§ Directive:
Output the material beneath this task exactly, images excluded.

§ Supplied records:
########################################
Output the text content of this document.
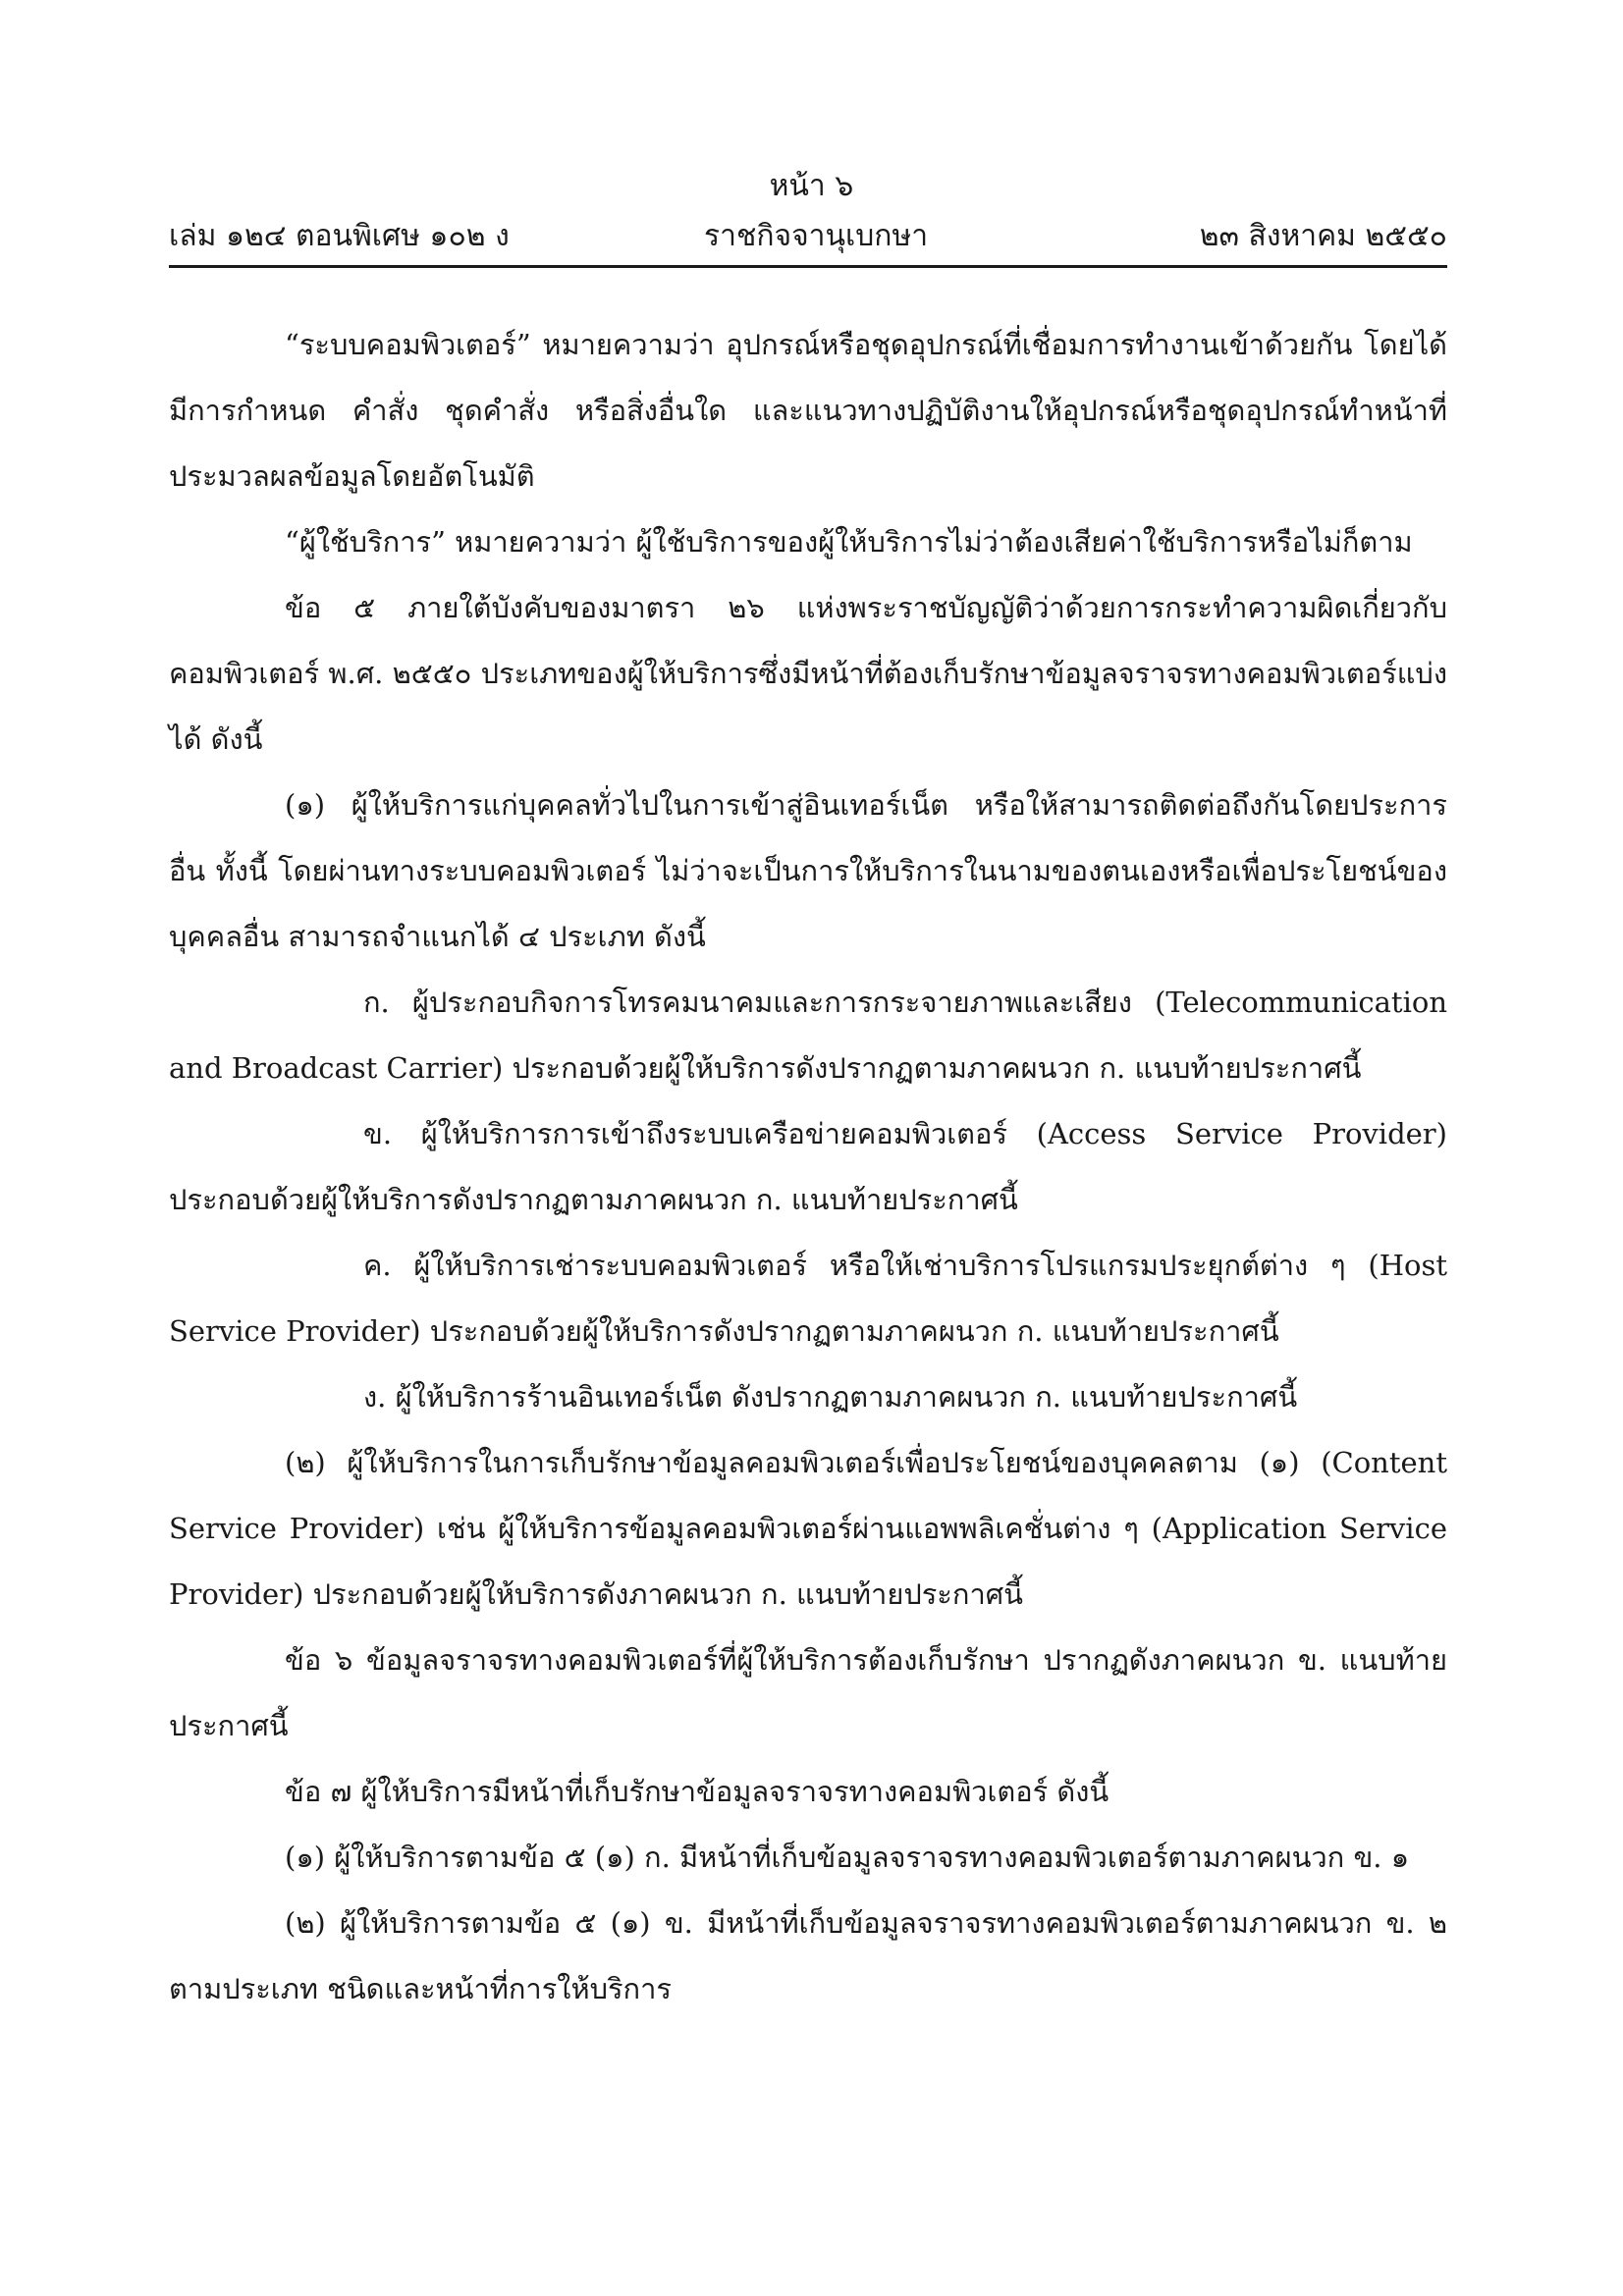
หน้า ๖
เล่ม ๑๒๔ ตอนพิเศษ ๑๐๒ ง	ราชกิจจานุเบกษา	๒๓ สิงหาคม ๒๕๕๐

“ระบบคอมพิวเตอร์” หมายความว่า อุปกรณ์หรือชุดอุปกรณ์ที่เชื่อมการทำงานเข้าด้วยกัน โดยได้มีการกำหนด คำสั่ง ชุดคำสั่ง หรือสิ่งอื่นใด และแนวทางปฏิบัติงานให้อุปกรณ์หรือชุดอุปกรณ์ทำหน้าที่ประมวลผลข้อมูลโดยอัตโนมัติ

“ผู้ใช้บริการ” หมายความว่า ผู้ใช้บริการของผู้ให้บริการไม่ว่าต้องเสียค่าใช้บริการหรือไม่ก็ตาม

ข้อ ๕ ภายใต้บังคับของมาตรา ๒๖ แห่งพระราชบัญญัติว่าด้วยการกระทำความผิดเกี่ยวกับคอมพิวเตอร์ พ.ศ. ๒๕๕๐ ประเภทของผู้ให้บริการซึ่งมีหน้าที่ต้องเก็บรักษาข้อมูลจราจรทางคอมพิวเตอร์แบ่งได้ ดังนี้

(๑) ผู้ให้บริการแก่บุคคลทั่วไปในการเข้าสู่อินเทอร์เน็ต หรือให้สามารถติดต่อถึงกันโดยประการอื่น ทั้งนี้ โดยผ่านทางระบบคอมพิวเตอร์ ไม่ว่าจะเป็นการให้บริการในนามของตนเองหรือเพื่อประโยชน์ของบุคคลอื่น สามารถจำแนกได้ ๔ ประเภท ดังนี้

ก. ผู้ประกอบกิจการโทรคมนาคมและการกระจายภาพและเสียง (Telecommunication and Broadcast Carrier) ประกอบด้วยผู้ให้บริการดังปรากฏตามภาคผนวก ก. แนบท้ายประกาศนี้

ข. ผู้ให้บริการการเข้าถึงระบบเครือข่ายคอมพิวเตอร์ (Access Service Provider) ประกอบด้วยผู้ให้บริการดังปรากฏตามภาคผนวก ก. แนบท้ายประกาศนี้

ค. ผู้ให้บริการเช่าระบบคอมพิวเตอร์ หรือให้เช่าบริการโปรแกรมประยุกต์ต่าง ๆ (Host Service Provider) ประกอบด้วยผู้ให้บริการดังปรากฏตามภาคผนวก ก. แนบท้ายประกาศนี้

ง. ผู้ให้บริการร้านอินเทอร์เน็ต ดังปรากฏตามภาคผนวก ก. แนบท้ายประกาศนี้

(๒) ผู้ให้บริการในการเก็บรักษาข้อมูลคอมพิวเตอร์เพื่อประโยชน์ของบุคคลตาม (๑) (Content Service Provider) เช่น ผู้ให้บริการข้อมูลคอมพิวเตอร์ผ่านแอพพลิเคชั่นต่าง ๆ (Application Service Provider) ประกอบด้วยผู้ให้บริการดังภาคผนวก ก. แนบท้ายประกาศนี้

ข้อ ๖ ข้อมูลจราจรทางคอมพิวเตอร์ที่ผู้ให้บริการต้องเก็บรักษา ปรากฏดังภาคผนวก ข. แนบท้ายประกาศนี้

ข้อ ๗ ผู้ให้บริการมีหน้าที่เก็บรักษาข้อมูลจราจรทางคอมพิวเตอร์ ดังนี้

(๑) ผู้ให้บริการตามข้อ ๕ (๑) ก. มีหน้าที่เก็บข้อมูลจราจรทางคอมพิวเตอร์ตามภาคผนวก ข. ๑

(๒) ผู้ให้บริการตามข้อ ๕ (๑) ข. มีหน้าที่เก็บข้อมูลจราจรทางคอมพิวเตอร์ตามภาคผนวก ข. ๒ ตามประเภท ชนิดและหน้าที่การให้บริการ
########################################
§ Written answer:
Output the text content of this document.
หน้า ๖
เล่ม ๑๒๔ ตอนพิเศษ ๑๐๒ ง	ราชกิจจานุเบกษา	๒๓ สิงหาคม ๒๕๕๐

“ระบบคอมพิวเตอร์” หมายความว่า อุปกรณ์หรือชุดอุปกรณ์ที่เชื่อมการทำงานเข้าด้วยกัน โดยได้มีการกำหนด คำสั่ง ชุดคำสั่ง หรือสิ่งอื่นใด และแนวทางปฏิบัติงานให้อุปกรณ์หรือชุดอุปกรณ์ทำหน้าที่ประมวลผลข้อมูลโดยอัตโนมัติ

“ผู้ใช้บริการ” หมายความว่า ผู้ใช้บริการของผู้ให้บริการไม่ว่าต้องเสียค่าใช้บริการหรือไม่ก็ตาม

ข้อ ๕ ภายใต้บังคับของมาตรา ๒๖ แห่งพระราชบัญญัติว่าด้วยการกระทำความผิดเกี่ยวกับคอมพิวเตอร์ พ.ศ. ๒๕๕๐ ประเภทของผู้ให้บริการซึ่งมีหน้าที่ต้องเก็บรักษาข้อมูลจราจรทางคอมพิวเตอร์แบ่งได้ ดังนี้

(๑) ผู้ให้บริการแก่บุคคลทั่วไปในการเข้าสู่อินเทอร์เน็ต หรือให้สามารถติดต่อถึงกันโดยประการอื่น ทั้งนี้ โดยผ่านทางระบบคอมพิวเตอร์ ไม่ว่าจะเป็นการให้บริการในนามของตนเองหรือเพื่อประโยชน์ของบุคคลอื่น สามารถจำแนกได้ ๔ ประเภท ดังนี้

ก. ผู้ประกอบกิจการโทรคมนาคมและการกระจายภาพและเสียง (Telecommunication and Broadcast Carrier) ประกอบด้วยผู้ให้บริการดังปรากฏตามภาคผนวก ก. แนบท้ายประกาศนี้

ข. ผู้ให้บริการการเข้าถึงระบบเครือข่ายคอมพิวเตอร์ (Access Service Provider) ประกอบด้วยผู้ให้บริการดังปรากฏตามภาคผนวก ก. แนบท้ายประกาศนี้

ค. ผู้ให้บริการเช่าระบบคอมพิวเตอร์ หรือให้เช่าบริการโปรแกรมประยุกต์ต่าง ๆ (Host Service Provider) ประกอบด้วยผู้ให้บริการดังปรากฏตามภาคผนวก ก. แนบท้ายประกาศนี้

ง. ผู้ให้บริการร้านอินเทอร์เน็ต ดังปรากฏตามภาคผนวก ก. แนบท้ายประกาศนี้

(๒) ผู้ให้บริการในการเก็บรักษาข้อมูลคอมพิวเตอร์เพื่อประโยชน์ของบุคคลตาม (๑) (Content Service Provider) เช่น ผู้ให้บริการข้อมูลคอมพิวเตอร์ผ่านแอพพลิเคชั่นต่าง ๆ (Application Service Provider) ประกอบด้วยผู้ให้บริการดังภาคผนวก ก. แนบท้ายประกาศนี้

ข้อ ๖ ข้อมูลจราจรทางคอมพิวเตอร์ที่ผู้ให้บริการต้องเก็บรักษา ปรากฏดังภาคผนวก ข. แนบท้ายประกาศนี้

ข้อ ๗ ผู้ให้บริการมีหน้าที่เก็บรักษาข้อมูลจราจรทางคอมพิวเตอร์ ดังนี้

(๑) ผู้ให้บริการตามข้อ ๕ (๑) ก. มีหน้าที่เก็บข้อมูลจราจรทางคอมพิวเตอร์ตามภาคผนวก ข. ๑

(๒) ผู้ให้บริการตามข้อ ๕ (๑) ข. มีหน้าที่เก็บข้อมูลจราจรทางคอมพิวเตอร์ตามภาคผนวก ข. ๒ ตามประเภท ชนิดและหน้าที่การให้บริการ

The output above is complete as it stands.